WHAT YOU WILL DO — Your task is to copy every line of the entries that contains "Skills".

RECORDS SHOWN —
--------------------------------------------------

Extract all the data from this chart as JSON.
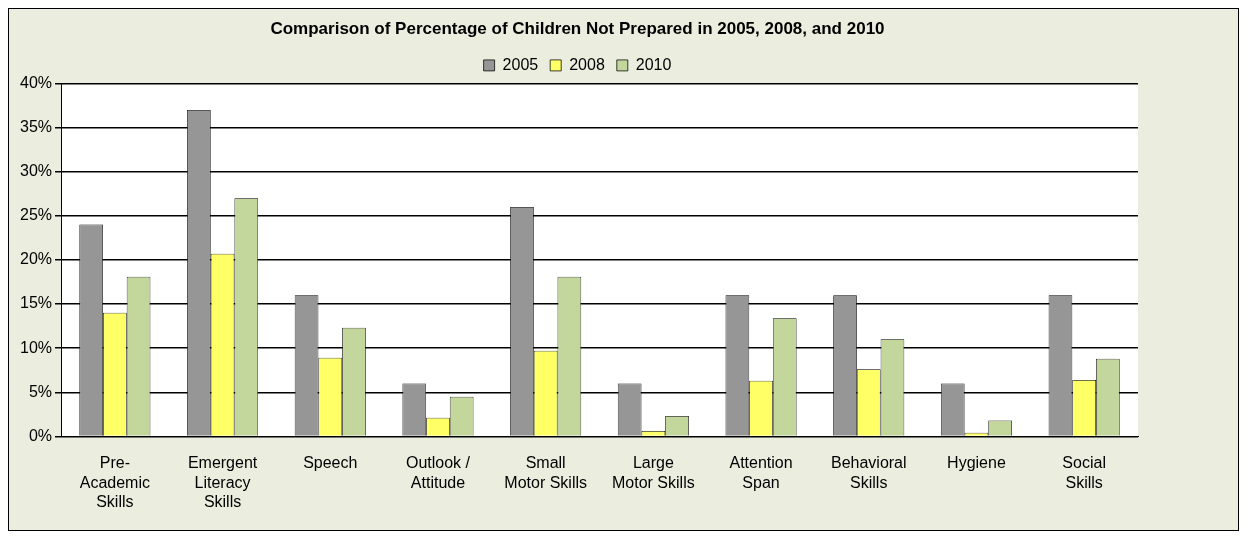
{
  "chart_data": {
    "type": "bar",
    "title": "Comparison of Percentage of Children Not Prepared in 2005, 2008, and 2010",
    "categories": [
      "Pre-Academic Skills",
      "Emergent Literacy Skills",
      "Speech",
      "Outlook / Attitude",
      "Small Motor Skills",
      "Large Motor Skills",
      "Attention Span",
      "Behavioral Skills",
      "Hygiene",
      "Social Skills"
    ],
    "series": [
      {
        "name": "2005",
        "color": "#969696",
        "values": [
          24,
          37,
          16,
          6,
          26,
          6,
          16,
          16,
          6,
          16
        ]
      },
      {
        "name": "2008",
        "color": "#ffff66",
        "values": [
          14,
          20.7,
          8.9,
          2.1,
          9.7,
          0.6,
          6.3,
          7.6,
          0.4,
          6.4
        ]
      },
      {
        "name": "2010",
        "color": "#c3d69b",
        "values": [
          18.1,
          27,
          12.3,
          4.5,
          18.1,
          2.3,
          13.4,
          11,
          1.8,
          8.8
        ]
      }
    ],
    "ylim": [
      0,
      40
    ],
    "yticks": [
      {
        "value": 0,
        "label": "0%"
      },
      {
        "value": 5,
        "label": "5%"
      },
      {
        "value": 10,
        "label": "10%"
      },
      {
        "value": 15,
        "label": "15%"
      },
      {
        "value": 20,
        "label": "20%"
      },
      {
        "value": 25,
        "label": "25%"
      },
      {
        "value": 30,
        "label": "30%"
      },
      {
        "value": 35,
        "label": "35%"
      },
      {
        "value": 40,
        "label": "40%"
      }
    ],
    "grid": "y",
    "legend": "top"
  }
}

--------------------------------------------------

FINISHED TASK —
      "Pre-Academic Skills",
      "Emergent Literacy Skills",
      "Small Motor Skills",
      "Large Motor Skills",
      "Behavioral Skills",
      "Social Skills"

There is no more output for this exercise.